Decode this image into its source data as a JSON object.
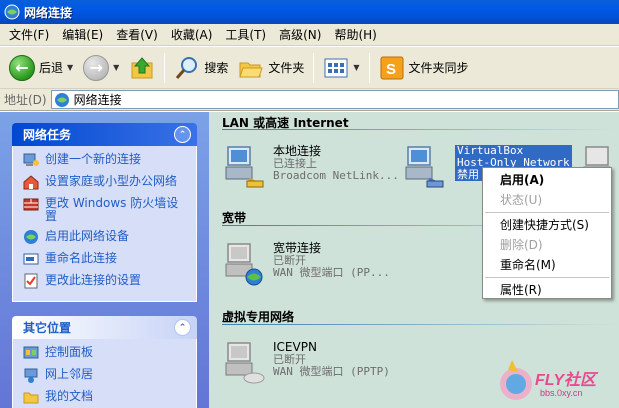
{
  "window": {
    "title": "网络连接"
  },
  "menu": [
    "文件(F)",
    "编辑(E)",
    "查看(V)",
    "收藏(A)",
    "工具(T)",
    "高级(N)",
    "帮助(H)"
  ],
  "toolbar": {
    "back": "后退",
    "search": "搜索",
    "folders": "文件夹",
    "sync": "文件夹同步"
  },
  "address": {
    "label": "地址(D)",
    "value": "网络连接"
  },
  "sidebar": {
    "network_tasks": {
      "title": "网络任务",
      "items": [
        "创建一个新的连接",
        "设置家庭或小型办公网络",
        "更改 Windows 防火墙设置",
        "启用此网络设备",
        "重命名此连接",
        "更改此连接的设置"
      ]
    },
    "other_places": {
      "title": "其它位置",
      "items": [
        "控制面板",
        "网上邻居",
        "我的文档"
      ]
    }
  },
  "groups": {
    "lan": {
      "title": "LAN 或高速 Internet",
      "local": {
        "name": "本地连接",
        "status": "已连接上",
        "device": "Broadcom NetLink..."
      },
      "vbox": {
        "line1": "VirtualBox",
        "line2": "Host-Only Network",
        "line3": "禁用"
      }
    },
    "broadband": {
      "title": "宽带",
      "conn": {
        "name": "宽带连接",
        "status": "已断开",
        "device": "WAN 微型端口 (PP..."
      }
    },
    "vpn": {
      "title": "虚拟专用网络",
      "conn": {
        "name": "ICEVPN",
        "status": "已断开",
        "device": "WAN 微型端口 (PPTP)"
      }
    }
  },
  "context_menu": {
    "enable": "启用(A)",
    "status": "状态(U)",
    "shortcut": "创建快捷方式(S)",
    "delete": "删除(D)",
    "rename": "重命名(M)",
    "properties": "属性(R)"
  },
  "watermark": {
    "text": "FLY社区",
    "url": "bbs.0xy.cn"
  },
  "colors": {
    "titlebar": "#0058e6",
    "sidebar": "#6f8fe0",
    "content": "#cfe2d9",
    "selection": "#316ac5",
    "link": "#215dc6"
  }
}
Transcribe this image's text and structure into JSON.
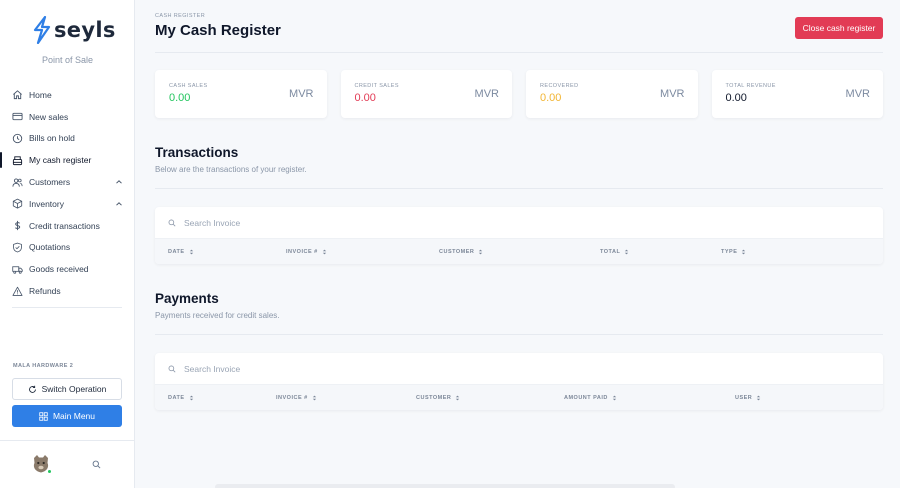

◇ ◇ ◇

Report the number of lines in the listing that include the string "device"; give nothing but the number.

◆ Exercise result ◆
3